• EXERCISE INSTRUCTIONS:
In the lines below, how many hold the word "Ihnen"? Answer only with the number.
-- Start LISTED ENTRIES --
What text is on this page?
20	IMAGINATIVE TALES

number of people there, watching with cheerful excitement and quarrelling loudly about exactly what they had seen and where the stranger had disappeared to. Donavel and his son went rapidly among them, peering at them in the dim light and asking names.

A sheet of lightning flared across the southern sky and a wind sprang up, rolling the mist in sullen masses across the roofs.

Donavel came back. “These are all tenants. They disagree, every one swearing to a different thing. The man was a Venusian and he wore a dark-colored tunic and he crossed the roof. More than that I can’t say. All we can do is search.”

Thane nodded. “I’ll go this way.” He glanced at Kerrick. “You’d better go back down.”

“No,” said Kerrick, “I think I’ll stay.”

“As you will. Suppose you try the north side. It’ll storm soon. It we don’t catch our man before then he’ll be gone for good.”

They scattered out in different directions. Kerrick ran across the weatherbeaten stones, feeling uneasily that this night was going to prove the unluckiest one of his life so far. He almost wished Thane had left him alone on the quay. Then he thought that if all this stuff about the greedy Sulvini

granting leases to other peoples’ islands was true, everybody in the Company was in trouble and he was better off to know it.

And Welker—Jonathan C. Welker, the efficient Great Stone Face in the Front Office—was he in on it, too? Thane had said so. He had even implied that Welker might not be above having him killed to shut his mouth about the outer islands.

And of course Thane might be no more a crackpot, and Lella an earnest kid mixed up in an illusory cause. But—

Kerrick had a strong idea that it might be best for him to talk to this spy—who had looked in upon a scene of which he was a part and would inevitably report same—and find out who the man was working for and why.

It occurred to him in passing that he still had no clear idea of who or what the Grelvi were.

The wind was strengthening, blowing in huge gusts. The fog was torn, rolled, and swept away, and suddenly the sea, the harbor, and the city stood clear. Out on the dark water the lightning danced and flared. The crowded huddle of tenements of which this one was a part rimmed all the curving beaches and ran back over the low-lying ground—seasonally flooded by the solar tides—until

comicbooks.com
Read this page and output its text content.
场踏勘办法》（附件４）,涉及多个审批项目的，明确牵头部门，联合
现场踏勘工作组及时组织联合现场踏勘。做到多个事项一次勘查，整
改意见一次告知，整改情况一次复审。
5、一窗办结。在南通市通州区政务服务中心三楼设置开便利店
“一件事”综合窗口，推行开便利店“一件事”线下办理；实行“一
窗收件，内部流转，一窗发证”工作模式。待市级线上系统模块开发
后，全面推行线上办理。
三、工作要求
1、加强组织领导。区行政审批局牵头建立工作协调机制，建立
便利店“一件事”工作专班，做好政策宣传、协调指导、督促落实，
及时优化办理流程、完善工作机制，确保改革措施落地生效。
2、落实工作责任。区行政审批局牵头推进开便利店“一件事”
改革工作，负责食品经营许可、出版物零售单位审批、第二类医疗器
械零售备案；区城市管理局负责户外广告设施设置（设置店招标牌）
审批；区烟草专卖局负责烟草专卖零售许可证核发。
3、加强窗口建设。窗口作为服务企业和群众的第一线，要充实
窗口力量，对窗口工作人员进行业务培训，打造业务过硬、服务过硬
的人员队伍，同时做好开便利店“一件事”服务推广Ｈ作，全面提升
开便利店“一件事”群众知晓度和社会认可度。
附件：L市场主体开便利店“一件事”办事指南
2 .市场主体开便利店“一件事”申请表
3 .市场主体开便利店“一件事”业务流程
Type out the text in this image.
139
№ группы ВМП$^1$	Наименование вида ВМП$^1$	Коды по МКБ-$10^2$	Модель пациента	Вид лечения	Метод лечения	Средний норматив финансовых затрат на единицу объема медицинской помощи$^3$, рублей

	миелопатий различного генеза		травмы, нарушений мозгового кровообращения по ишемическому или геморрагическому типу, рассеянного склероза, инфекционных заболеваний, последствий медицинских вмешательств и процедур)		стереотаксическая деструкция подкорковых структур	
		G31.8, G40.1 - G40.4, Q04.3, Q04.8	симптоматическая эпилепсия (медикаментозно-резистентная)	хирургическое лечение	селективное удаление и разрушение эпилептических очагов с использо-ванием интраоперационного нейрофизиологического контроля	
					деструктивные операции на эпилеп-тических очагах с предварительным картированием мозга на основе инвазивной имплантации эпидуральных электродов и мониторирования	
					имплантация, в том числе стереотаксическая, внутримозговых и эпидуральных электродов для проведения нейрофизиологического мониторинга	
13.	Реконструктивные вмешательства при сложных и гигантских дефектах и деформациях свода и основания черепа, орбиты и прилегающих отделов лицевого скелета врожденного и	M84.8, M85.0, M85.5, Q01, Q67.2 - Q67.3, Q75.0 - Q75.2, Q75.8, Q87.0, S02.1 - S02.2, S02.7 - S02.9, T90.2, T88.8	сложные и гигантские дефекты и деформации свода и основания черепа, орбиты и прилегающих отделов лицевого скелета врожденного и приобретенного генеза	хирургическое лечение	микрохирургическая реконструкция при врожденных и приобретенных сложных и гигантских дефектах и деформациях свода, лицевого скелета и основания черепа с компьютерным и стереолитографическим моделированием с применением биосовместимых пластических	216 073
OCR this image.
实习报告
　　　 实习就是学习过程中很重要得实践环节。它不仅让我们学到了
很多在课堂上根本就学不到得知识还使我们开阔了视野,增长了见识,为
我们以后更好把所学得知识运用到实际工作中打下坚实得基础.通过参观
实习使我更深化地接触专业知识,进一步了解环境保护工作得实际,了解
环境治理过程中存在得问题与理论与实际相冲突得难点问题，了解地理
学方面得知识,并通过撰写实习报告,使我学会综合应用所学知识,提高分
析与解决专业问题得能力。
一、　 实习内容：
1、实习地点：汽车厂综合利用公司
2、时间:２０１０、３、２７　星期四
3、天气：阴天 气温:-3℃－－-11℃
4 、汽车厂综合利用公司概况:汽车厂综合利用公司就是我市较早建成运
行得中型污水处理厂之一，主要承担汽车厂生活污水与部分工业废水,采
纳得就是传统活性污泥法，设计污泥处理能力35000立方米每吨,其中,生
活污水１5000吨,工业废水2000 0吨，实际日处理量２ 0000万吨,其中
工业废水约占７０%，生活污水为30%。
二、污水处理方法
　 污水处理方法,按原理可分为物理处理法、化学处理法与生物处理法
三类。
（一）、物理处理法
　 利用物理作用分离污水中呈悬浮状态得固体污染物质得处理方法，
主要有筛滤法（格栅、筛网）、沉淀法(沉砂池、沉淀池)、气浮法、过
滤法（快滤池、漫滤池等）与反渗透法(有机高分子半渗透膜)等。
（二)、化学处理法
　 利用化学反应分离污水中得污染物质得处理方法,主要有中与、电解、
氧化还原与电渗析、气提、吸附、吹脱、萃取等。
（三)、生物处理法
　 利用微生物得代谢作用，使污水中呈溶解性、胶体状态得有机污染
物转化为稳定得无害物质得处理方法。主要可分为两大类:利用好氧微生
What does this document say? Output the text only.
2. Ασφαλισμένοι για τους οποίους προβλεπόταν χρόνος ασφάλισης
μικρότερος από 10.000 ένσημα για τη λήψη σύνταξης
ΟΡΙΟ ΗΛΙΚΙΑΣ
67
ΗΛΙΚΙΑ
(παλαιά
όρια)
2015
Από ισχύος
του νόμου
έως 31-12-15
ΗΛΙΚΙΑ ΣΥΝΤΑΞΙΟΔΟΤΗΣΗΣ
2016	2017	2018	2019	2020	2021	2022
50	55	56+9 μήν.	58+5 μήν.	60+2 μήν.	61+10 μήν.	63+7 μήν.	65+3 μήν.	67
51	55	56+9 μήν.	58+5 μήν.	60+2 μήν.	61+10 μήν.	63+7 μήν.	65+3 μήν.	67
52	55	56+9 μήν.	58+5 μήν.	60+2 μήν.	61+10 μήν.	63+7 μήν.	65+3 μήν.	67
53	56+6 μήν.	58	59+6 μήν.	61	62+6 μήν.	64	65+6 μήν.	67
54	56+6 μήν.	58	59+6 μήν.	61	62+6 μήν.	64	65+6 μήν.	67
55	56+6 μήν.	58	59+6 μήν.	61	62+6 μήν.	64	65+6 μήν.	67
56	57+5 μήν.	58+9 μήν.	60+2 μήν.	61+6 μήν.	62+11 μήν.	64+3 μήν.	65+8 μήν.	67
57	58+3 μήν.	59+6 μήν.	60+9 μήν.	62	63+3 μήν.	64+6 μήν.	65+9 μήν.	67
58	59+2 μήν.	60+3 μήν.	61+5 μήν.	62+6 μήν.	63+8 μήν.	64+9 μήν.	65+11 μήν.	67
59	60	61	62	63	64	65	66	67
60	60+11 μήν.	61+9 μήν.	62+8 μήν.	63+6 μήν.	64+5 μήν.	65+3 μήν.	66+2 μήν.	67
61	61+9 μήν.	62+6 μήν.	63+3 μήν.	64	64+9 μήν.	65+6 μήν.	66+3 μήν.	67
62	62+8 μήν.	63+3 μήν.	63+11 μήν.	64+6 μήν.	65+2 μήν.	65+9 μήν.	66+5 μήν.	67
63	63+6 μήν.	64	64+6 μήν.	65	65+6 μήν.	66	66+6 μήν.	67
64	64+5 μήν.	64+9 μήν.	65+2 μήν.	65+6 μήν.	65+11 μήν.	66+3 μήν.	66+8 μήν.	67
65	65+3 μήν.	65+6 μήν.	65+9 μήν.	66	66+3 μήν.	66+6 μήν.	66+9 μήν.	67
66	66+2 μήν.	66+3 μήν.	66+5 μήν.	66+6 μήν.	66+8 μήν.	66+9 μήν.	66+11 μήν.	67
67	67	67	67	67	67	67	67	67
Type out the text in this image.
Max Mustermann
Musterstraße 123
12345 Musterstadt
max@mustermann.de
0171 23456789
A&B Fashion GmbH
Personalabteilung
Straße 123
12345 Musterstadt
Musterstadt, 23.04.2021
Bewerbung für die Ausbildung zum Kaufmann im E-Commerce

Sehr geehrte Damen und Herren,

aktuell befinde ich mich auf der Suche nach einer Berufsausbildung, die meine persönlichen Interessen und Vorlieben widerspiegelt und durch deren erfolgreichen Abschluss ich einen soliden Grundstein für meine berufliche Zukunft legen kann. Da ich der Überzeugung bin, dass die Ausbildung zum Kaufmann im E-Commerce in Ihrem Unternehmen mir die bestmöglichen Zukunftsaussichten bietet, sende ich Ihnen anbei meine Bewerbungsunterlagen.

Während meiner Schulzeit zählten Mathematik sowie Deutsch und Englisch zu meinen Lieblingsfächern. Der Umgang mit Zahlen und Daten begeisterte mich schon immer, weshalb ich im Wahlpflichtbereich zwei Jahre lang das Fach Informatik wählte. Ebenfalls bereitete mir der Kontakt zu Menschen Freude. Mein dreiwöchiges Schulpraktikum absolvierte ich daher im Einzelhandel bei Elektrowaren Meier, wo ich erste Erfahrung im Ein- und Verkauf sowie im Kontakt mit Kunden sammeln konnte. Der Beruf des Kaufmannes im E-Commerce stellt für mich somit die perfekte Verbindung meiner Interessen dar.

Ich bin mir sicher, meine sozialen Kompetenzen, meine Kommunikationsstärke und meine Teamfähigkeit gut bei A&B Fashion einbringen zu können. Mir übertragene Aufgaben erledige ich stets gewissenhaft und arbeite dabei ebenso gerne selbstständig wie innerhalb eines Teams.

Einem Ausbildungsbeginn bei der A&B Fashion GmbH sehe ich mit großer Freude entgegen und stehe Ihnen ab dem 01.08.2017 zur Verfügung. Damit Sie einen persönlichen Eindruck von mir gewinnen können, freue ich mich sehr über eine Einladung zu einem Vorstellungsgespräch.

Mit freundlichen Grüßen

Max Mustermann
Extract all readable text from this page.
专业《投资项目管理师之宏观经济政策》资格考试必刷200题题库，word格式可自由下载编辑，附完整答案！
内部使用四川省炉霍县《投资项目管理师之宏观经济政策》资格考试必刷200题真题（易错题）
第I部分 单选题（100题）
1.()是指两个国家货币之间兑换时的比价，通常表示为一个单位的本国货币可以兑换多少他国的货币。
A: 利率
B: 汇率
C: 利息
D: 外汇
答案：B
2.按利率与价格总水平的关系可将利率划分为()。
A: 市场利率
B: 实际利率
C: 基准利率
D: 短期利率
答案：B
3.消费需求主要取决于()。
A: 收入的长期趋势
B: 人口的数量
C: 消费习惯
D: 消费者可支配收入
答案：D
-- End LISTED ENTRIES --
• RIGHT ANSWER:
2